• _GIVEN PROBLEM_: Pull each line holding the word "coniugato" from the data.

— Begin MATERIAL FOR THE TASK —

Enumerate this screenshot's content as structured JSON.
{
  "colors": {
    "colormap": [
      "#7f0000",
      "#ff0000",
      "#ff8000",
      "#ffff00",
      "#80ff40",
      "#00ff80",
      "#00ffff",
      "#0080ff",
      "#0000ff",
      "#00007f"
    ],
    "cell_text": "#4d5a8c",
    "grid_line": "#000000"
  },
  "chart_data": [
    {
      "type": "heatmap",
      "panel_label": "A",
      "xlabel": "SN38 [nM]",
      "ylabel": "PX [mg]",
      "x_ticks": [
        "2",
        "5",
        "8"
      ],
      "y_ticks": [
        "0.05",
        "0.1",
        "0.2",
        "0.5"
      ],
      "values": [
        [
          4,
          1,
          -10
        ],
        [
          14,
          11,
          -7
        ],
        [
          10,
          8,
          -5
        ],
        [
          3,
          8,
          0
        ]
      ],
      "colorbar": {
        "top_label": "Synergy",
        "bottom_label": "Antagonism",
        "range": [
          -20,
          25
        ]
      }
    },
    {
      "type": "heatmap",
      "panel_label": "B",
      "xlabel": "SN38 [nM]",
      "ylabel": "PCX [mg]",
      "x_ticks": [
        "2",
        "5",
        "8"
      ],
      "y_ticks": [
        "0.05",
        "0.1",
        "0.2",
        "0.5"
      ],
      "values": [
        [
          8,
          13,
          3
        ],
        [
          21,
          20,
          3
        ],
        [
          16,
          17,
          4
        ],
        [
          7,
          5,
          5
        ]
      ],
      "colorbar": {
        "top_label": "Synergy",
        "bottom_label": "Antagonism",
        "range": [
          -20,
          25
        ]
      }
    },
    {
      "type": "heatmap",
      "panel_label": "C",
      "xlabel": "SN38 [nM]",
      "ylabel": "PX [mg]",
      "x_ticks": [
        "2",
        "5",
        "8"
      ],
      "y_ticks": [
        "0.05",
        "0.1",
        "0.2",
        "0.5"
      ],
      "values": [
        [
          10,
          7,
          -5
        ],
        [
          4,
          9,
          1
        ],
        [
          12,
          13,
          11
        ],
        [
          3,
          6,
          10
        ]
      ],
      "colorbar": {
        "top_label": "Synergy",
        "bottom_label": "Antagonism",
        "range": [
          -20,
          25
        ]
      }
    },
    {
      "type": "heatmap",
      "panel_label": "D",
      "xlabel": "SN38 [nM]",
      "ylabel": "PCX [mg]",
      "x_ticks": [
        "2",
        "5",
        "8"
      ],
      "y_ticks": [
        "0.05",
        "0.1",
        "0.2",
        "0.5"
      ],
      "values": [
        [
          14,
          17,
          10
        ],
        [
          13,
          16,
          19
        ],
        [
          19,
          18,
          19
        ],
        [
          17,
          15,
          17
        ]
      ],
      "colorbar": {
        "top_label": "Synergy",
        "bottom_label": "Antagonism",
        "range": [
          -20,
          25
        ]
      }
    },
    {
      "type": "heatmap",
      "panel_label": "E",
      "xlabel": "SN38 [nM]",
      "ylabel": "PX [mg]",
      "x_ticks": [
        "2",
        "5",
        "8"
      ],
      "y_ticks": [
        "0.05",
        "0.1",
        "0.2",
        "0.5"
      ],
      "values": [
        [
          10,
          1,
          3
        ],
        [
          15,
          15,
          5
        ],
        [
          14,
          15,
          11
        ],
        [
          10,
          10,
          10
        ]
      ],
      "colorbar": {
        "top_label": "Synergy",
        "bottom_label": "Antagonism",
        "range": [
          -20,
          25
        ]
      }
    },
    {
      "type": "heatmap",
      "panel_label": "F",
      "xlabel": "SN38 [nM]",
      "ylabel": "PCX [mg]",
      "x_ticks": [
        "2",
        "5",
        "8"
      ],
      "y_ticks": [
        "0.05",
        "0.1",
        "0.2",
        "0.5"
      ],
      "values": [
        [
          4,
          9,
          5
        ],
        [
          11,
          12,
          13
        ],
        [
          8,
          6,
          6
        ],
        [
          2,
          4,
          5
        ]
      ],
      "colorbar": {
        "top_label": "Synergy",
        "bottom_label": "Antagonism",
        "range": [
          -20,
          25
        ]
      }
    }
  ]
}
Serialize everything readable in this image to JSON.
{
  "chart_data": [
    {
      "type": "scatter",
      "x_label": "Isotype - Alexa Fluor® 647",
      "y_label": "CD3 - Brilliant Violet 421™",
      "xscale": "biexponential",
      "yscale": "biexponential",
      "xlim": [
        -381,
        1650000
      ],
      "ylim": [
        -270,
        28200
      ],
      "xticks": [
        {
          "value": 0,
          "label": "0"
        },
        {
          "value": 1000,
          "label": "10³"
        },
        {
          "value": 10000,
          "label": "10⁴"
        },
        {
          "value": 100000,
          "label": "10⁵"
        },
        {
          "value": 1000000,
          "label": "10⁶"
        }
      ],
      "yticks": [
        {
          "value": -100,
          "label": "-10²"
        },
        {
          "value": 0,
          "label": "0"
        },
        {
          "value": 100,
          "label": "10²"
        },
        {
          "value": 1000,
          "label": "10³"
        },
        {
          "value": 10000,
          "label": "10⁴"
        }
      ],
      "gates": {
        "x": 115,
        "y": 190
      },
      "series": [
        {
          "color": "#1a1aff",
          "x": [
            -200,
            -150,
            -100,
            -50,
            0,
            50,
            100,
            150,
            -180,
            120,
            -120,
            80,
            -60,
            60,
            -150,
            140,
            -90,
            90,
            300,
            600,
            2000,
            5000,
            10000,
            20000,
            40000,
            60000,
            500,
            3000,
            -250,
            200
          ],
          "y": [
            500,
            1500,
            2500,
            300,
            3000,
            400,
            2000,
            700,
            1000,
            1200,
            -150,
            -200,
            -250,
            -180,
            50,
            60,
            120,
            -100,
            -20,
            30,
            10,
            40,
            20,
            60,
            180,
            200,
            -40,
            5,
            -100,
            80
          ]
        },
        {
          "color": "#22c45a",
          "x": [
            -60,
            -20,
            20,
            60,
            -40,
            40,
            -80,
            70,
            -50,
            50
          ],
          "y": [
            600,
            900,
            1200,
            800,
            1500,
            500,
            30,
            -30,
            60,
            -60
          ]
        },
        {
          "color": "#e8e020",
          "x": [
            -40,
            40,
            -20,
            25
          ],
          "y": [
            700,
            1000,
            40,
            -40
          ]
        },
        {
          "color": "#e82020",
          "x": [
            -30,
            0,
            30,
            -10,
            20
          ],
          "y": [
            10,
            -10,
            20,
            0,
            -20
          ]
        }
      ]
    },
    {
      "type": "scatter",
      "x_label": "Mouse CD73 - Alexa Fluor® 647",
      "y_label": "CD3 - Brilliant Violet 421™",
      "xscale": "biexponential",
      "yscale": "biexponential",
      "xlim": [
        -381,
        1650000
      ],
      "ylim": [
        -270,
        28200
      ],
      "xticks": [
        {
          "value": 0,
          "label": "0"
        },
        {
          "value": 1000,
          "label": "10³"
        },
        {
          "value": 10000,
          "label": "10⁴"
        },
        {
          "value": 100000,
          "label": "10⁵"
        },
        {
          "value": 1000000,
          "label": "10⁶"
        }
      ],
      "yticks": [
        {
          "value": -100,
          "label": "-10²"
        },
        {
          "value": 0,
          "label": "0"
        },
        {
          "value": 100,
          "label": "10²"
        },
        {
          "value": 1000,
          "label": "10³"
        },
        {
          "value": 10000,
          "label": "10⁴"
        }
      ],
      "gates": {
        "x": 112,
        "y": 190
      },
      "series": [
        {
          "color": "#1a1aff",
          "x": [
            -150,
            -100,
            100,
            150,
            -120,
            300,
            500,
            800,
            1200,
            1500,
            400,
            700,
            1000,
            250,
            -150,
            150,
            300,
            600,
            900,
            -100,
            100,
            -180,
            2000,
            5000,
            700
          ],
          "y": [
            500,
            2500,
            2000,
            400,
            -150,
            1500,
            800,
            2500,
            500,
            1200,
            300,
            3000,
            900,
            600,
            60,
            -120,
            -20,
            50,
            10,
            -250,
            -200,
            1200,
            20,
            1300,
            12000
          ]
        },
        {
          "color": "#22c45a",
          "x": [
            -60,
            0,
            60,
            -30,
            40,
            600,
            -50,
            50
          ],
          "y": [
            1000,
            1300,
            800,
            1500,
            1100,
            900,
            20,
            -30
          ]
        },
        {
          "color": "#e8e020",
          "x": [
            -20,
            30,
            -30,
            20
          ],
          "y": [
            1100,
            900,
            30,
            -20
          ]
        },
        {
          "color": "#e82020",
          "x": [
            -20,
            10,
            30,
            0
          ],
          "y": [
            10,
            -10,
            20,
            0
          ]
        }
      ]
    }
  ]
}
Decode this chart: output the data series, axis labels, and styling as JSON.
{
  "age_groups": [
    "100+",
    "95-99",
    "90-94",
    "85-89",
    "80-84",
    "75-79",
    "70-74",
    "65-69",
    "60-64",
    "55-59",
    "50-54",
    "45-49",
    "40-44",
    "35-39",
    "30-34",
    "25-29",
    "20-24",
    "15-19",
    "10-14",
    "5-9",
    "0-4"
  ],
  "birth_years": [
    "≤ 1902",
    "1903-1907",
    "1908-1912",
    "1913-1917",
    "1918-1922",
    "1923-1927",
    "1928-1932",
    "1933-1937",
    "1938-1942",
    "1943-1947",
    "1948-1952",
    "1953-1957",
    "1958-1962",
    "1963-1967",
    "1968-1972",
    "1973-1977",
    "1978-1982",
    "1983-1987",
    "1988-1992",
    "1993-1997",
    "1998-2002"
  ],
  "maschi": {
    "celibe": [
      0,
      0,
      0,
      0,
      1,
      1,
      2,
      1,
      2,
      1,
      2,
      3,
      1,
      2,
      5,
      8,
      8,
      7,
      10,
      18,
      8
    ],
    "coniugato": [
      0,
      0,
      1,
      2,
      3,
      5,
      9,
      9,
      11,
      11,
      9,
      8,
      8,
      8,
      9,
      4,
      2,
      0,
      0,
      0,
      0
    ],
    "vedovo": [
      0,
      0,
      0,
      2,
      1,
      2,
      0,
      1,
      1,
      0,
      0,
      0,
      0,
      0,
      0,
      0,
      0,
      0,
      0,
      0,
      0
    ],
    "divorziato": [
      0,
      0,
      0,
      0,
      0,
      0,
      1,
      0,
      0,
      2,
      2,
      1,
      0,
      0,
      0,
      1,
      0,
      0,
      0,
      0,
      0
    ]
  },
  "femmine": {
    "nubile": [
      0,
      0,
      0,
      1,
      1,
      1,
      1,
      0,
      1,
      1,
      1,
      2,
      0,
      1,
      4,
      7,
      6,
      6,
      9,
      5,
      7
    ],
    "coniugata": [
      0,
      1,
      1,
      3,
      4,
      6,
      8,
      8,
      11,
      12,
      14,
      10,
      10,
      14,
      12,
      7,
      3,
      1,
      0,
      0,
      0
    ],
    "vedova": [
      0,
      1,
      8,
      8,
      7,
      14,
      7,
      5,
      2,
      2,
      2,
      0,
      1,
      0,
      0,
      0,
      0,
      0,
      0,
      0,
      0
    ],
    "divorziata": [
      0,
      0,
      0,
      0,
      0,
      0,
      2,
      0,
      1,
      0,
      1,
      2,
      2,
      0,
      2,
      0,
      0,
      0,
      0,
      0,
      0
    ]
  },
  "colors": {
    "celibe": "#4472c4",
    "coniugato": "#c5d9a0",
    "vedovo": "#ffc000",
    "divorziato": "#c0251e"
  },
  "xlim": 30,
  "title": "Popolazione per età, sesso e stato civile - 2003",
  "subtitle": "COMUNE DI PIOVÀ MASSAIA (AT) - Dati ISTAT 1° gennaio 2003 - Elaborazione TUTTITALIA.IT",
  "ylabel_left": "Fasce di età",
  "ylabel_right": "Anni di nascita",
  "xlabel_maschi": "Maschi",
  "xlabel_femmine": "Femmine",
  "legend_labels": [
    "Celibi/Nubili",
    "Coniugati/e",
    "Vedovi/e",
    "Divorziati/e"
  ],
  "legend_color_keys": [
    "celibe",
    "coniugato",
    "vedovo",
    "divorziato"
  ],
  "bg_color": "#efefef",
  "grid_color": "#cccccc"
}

— End MATERIAL FOR THE TASK —

• _RESPONSE_:
    "coniugato": [
    "coniugato": "#c5d9a0",
    "coniugato",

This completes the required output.